What is asked
Find and copy every line in the records that includes the string "this".

Exercise materials
------------------------------------------------

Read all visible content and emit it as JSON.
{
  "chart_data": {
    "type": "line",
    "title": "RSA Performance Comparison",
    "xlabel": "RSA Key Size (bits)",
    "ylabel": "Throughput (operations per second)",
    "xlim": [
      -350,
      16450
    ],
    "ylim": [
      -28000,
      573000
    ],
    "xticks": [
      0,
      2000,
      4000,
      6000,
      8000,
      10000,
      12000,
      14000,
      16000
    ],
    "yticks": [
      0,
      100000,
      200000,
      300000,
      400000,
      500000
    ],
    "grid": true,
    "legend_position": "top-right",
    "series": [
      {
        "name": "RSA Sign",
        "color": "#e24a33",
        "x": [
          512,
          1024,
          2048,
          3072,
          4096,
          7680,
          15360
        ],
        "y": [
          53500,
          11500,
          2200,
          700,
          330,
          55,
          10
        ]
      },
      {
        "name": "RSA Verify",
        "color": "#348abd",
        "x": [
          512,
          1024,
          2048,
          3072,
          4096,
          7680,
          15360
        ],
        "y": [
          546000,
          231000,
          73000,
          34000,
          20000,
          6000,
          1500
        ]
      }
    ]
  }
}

------------------------------------------------

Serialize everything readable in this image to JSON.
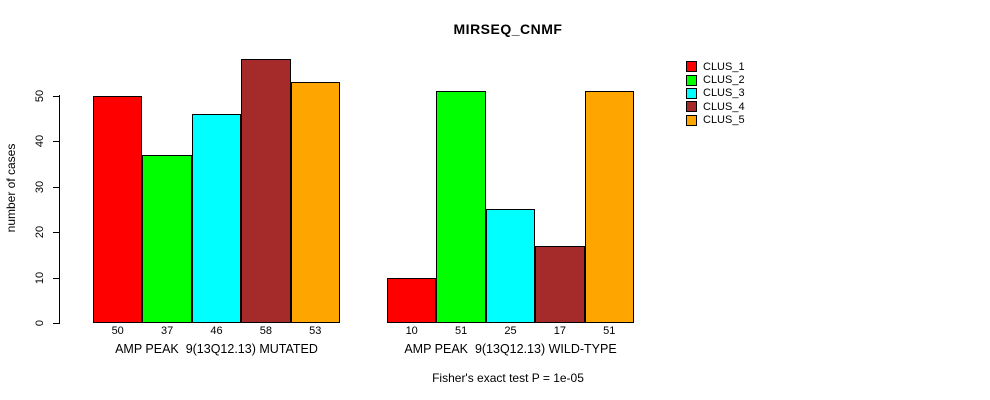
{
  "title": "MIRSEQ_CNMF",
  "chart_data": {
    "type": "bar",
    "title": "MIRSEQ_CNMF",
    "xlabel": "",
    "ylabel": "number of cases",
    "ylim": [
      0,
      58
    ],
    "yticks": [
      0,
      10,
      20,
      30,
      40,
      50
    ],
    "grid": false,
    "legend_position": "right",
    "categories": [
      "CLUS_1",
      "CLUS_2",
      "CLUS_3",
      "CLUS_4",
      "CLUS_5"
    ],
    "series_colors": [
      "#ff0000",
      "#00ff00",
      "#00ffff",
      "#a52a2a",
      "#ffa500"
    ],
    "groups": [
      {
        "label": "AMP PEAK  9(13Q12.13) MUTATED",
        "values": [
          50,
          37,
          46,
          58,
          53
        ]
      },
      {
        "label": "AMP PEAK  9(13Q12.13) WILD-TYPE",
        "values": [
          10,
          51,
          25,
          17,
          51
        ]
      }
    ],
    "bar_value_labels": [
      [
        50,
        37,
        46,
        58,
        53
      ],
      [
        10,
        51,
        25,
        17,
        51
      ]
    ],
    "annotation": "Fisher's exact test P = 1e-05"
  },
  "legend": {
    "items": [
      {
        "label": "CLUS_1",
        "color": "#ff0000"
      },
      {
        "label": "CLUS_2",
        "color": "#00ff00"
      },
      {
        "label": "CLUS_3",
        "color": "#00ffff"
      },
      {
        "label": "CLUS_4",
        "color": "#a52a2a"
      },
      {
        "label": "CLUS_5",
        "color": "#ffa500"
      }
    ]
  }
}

------------------------------------------------

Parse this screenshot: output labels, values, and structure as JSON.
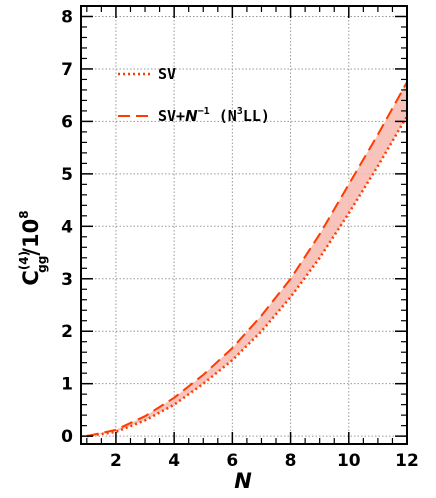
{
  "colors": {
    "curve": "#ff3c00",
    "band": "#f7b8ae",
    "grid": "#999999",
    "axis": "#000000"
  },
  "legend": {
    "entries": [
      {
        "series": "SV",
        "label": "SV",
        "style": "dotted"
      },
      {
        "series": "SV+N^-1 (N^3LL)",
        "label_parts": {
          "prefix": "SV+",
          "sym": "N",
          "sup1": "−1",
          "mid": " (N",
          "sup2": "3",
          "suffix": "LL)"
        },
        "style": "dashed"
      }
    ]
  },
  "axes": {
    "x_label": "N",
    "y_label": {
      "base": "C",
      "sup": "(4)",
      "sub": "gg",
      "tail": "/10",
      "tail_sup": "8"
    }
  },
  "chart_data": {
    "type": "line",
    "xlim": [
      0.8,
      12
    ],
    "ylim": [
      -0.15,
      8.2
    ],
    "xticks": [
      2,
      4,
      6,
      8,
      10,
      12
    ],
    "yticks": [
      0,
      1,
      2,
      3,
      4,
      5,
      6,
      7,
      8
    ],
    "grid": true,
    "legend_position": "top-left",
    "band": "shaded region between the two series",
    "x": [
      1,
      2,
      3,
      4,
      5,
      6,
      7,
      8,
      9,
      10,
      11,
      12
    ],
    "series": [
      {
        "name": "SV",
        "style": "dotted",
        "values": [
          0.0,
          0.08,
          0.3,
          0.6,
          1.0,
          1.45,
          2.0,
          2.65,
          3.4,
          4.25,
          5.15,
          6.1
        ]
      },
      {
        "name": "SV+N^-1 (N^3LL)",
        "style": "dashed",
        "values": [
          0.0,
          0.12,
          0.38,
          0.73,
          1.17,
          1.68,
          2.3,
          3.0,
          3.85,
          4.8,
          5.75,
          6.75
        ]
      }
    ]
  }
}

------------------------------------------------

Exercise result
Serialize everything readable in this image to JSON.
Parse this screenshot: output labels, values, and structure as JSON.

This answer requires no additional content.